Il s’appelle Apomeo, déplie ses ailes, aime l’apesanteur, vole très haut, aperçoit des êtres minuscules au ras du sol. Ainsi, ce lapin qui entre dans son champ de vision sans se douter qu’il signe là son arrêt de mort.

« Je fondis sur le lapin qui s’aplatit sans rien dire, et je lui plantai mes serres dans le cou, en éprouvant un plaisir qui dépassait tous les autres.
"Qu’il est mou", pensais-je.
L’animal s’était renversé sur la roche qui était blanche, calcaire ; j’enfonçais davantage mes serres et je vous jure que je ne me sentais nullement méchant, mais initié à une nouvelle forme de vie »

Apomeo apprend vite. Il mène une vie de rapace épanoui, multiplie les escapades, survole roches, bosquets, amandiers et oliviers, s’offre quelques battues quotidiennes et apprécie tout particulièrement le goût des lapins, des lézards et des renards. Bientôt, il rencontre sa compagne, Toina, et ne tarde pas à emménager avec elle, dans un « beau trou vers le sommet des rochers, à Fiumecaldo ».

« Soyez heureux, soyez heureux, nous disait parfois un vieux hibou qui se tenait tout seul dans son nid, sur un piton rocheux, non loin de nous. »

Données étudiées
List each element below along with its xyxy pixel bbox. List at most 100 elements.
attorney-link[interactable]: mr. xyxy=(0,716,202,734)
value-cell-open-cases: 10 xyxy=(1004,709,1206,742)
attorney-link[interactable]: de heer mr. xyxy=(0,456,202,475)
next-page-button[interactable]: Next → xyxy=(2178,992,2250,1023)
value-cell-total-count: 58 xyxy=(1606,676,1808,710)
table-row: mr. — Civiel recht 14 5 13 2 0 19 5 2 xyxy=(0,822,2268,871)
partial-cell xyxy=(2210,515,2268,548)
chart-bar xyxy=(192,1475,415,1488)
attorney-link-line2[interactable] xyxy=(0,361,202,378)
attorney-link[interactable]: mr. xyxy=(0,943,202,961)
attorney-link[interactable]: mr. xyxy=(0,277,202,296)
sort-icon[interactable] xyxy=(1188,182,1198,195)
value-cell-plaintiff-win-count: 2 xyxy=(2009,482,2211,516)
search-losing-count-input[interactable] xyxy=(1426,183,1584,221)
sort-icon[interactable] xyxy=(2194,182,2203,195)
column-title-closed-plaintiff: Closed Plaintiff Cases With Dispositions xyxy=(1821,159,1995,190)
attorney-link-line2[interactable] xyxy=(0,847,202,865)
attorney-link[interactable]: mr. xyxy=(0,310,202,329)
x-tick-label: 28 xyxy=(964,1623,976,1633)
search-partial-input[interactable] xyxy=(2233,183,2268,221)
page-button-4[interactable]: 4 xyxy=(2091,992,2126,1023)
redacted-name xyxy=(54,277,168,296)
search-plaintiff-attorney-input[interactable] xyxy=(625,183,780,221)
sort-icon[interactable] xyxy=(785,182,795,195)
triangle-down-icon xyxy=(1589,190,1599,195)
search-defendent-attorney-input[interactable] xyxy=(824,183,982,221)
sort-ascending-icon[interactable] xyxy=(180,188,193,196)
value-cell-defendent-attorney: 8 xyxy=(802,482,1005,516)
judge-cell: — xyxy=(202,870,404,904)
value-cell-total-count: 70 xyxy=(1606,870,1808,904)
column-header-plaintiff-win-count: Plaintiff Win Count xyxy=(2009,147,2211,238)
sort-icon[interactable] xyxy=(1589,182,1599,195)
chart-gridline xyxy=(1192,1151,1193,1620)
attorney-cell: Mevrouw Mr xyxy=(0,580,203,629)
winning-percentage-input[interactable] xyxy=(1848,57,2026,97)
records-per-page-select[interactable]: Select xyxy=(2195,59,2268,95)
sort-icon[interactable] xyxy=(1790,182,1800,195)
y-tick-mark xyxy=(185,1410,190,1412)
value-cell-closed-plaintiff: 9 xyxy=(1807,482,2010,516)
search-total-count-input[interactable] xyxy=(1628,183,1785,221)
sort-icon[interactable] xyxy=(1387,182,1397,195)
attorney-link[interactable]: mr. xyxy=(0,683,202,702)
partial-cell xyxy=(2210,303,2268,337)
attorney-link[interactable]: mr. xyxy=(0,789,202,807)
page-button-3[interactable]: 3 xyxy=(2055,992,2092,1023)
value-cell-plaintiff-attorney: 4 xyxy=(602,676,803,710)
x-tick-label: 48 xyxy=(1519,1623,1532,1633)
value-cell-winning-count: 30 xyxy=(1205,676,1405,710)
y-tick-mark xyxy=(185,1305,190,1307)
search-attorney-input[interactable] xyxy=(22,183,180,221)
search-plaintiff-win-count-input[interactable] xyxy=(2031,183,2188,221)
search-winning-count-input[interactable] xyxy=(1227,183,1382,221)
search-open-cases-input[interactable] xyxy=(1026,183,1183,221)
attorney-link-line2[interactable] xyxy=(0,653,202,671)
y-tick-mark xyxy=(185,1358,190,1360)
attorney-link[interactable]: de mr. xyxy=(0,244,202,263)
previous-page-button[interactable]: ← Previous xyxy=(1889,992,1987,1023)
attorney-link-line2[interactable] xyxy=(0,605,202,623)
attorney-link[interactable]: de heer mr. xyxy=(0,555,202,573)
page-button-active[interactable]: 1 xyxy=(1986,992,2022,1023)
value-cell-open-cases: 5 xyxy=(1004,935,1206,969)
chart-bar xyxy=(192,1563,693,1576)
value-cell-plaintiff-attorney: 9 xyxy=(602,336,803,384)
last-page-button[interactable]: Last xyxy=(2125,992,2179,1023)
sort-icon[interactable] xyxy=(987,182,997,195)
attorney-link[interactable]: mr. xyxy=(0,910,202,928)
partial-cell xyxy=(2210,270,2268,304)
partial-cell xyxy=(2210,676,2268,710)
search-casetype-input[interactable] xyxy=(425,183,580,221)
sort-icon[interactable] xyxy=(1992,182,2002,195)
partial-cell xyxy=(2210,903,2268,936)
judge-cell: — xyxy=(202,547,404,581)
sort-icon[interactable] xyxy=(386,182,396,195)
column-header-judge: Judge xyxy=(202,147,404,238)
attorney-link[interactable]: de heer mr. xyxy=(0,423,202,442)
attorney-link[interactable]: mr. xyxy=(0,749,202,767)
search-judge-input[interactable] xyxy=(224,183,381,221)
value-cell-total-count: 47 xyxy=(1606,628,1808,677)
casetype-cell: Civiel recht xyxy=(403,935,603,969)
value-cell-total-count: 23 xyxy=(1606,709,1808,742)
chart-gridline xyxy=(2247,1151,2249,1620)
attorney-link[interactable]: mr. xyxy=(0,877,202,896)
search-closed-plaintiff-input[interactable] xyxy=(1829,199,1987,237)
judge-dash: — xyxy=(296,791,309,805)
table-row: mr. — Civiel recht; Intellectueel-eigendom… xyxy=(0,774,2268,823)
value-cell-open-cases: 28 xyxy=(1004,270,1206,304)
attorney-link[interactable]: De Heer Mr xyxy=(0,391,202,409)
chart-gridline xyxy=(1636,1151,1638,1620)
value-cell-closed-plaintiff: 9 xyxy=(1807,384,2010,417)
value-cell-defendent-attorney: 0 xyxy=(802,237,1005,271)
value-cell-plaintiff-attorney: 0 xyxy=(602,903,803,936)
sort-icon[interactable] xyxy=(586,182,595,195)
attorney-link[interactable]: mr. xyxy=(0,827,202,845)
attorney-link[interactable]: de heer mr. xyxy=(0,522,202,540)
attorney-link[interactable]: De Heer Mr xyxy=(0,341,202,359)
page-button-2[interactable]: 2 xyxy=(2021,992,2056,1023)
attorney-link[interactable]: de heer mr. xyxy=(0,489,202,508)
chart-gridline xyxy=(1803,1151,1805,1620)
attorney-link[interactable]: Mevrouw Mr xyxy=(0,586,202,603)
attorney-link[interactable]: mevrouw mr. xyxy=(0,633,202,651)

Consigne 1
Reproduisez le passage du texte sur Apomeo qui va de « Il s’appelle Apomeo, déplie » jusqu'à « tous les autres. ».
Consigne 2
D'après le texte sur Apomeo, où celui-ci s'installe-t-il avec sa compagne Toina ?
Vous n'aurez pas besoin des enregistrements.

Réponse rédigée 1
Il s’appelle Apomeo, déplie ses ailes, aime l’apesanteur, vole très haut, aperçoit des êtres minuscules au ras du sol. Ainsi, ce lapin qui entre dans son champ de vision sans se douter qu’il signe là son arrêt de mort.

« Je fondis sur le lapin qui s’aplatit sans rien dire, et je lui plantai mes serres dans le cou, en éprouvant un plaisir qui dépassait tous les autres.

Réponse rédigée 2
Dans un beau trou vers le sommet des rochers, à Fiumecaldo.